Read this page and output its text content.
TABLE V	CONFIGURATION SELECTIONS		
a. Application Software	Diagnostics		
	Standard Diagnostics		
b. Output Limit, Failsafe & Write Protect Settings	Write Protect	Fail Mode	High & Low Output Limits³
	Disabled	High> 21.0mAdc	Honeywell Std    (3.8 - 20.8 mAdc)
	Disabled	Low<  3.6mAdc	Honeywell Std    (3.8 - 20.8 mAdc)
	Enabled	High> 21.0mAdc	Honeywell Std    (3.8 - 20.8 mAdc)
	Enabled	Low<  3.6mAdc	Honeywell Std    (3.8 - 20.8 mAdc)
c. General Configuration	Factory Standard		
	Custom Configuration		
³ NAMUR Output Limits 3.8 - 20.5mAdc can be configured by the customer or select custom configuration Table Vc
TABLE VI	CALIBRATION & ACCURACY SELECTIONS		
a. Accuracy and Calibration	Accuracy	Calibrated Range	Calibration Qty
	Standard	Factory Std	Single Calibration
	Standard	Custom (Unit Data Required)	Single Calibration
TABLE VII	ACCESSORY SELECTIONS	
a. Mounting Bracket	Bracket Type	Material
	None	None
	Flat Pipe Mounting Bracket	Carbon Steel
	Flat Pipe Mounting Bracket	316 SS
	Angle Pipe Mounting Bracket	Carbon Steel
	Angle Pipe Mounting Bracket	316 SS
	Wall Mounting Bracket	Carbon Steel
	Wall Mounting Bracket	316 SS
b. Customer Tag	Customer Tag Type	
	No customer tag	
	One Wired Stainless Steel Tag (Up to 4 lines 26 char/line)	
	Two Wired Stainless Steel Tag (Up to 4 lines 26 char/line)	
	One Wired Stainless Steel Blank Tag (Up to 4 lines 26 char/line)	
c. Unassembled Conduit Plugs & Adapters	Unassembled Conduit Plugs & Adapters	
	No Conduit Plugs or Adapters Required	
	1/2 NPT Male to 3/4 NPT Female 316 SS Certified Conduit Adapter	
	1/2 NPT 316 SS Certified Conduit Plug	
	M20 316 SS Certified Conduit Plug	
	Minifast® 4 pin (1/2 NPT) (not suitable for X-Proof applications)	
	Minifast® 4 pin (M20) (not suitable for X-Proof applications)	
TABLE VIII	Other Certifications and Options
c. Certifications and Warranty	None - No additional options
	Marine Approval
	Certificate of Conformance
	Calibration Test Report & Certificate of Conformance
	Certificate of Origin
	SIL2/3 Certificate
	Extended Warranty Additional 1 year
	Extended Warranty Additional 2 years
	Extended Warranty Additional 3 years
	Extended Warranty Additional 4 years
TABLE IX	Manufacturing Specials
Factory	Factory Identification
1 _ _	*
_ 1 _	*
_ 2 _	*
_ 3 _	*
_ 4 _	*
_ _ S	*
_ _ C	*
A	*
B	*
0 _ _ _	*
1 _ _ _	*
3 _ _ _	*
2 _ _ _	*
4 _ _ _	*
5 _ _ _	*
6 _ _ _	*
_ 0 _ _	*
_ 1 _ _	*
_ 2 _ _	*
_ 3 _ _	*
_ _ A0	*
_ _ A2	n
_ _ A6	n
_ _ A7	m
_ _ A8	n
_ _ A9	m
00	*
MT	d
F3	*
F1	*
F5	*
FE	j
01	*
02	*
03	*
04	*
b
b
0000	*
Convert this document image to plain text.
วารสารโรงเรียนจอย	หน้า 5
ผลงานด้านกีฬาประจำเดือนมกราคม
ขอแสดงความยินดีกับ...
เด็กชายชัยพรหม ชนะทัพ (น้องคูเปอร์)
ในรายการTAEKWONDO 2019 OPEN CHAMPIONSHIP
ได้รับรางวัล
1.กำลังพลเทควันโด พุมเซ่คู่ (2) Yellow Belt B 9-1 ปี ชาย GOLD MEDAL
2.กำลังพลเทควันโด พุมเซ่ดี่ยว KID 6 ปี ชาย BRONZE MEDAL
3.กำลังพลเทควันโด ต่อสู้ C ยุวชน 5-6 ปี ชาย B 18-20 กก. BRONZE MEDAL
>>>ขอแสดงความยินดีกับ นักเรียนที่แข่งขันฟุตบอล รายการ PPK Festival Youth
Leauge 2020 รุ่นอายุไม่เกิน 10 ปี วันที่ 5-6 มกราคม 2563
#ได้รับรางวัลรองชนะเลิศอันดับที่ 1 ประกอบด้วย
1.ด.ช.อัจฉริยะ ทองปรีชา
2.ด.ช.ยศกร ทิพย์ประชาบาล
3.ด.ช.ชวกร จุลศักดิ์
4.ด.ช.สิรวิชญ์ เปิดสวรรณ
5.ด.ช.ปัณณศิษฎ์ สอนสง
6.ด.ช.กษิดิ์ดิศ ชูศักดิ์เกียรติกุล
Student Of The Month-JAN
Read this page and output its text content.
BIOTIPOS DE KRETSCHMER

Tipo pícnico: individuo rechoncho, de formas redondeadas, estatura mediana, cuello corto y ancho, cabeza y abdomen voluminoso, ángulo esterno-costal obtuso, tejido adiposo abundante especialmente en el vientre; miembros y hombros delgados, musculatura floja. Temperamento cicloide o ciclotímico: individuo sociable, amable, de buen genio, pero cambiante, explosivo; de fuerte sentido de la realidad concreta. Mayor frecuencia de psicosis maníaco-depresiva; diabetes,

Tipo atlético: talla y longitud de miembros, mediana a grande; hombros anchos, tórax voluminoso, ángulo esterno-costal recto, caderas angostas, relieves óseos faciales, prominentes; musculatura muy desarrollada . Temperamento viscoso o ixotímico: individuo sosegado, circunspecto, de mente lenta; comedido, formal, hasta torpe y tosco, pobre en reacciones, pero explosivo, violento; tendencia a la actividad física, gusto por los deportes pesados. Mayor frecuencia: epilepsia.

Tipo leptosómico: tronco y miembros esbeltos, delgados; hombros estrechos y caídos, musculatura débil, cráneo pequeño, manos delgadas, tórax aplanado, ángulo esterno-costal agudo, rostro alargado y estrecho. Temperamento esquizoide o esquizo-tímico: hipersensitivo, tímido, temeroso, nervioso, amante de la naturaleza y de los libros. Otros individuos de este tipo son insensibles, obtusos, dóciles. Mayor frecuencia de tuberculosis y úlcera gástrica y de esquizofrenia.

● DIRECTIONS FOR THIS TASK
Your task is to list each line of the records with the word "costal".

● COMPLETED TASK
Tipo pícnico: individuo rechoncho, de formas redondeadas, estatura mediana, cuello corto y ancho, cabeza y abdomen voluminoso, ángulo esterno-costal obtuso, tejido adiposo abundante especialmente en el vientre; miembros y hombros delgados, musculatura floja. Temperamento cicloide o ciclotímico: individuo sociable, amable, de buen genio, pero cambiante, explosivo; de fuerte sentido de la realidad concreta. Mayor frecuencia de psicosis maníaco-depresiva; diabetes,
Tipo atlético: talla y longitud de miembros, mediana a grande; hombros anchos, tórax voluminoso, ángulo esterno-costal recto, caderas angostas, relieves óseos faciales, prominentes; musculatura muy desarrollada . Temperamento viscoso o ixotímico: individuo sosegado, circunspecto, de mente lenta; comedido, formal, hasta torpe y tosco, pobre en reacciones, pero explosivo, violento; tendencia a la actividad física, gusto por los deportes pesados. Mayor frecuencia: epilepsia.
Tipo leptosómico: tronco y miembros esbeltos, delgados; hombros estrechos y caídos, musculatura débil, cráneo pequeño, manos delgadas, tórax aplanado, ángulo esterno-costal agudo, rostro alargado y estrecho. Temperamento esquizoide o esquizo-tímico: hipersensitivo, tímido, temeroso, nervioso, amante de la naturaleza y de los libros. Otros individuos de este tipo son insensibles, obtusos, dóciles. Mayor frecuencia de tuberculosis y úlcera gástrica y de esquizofrenia.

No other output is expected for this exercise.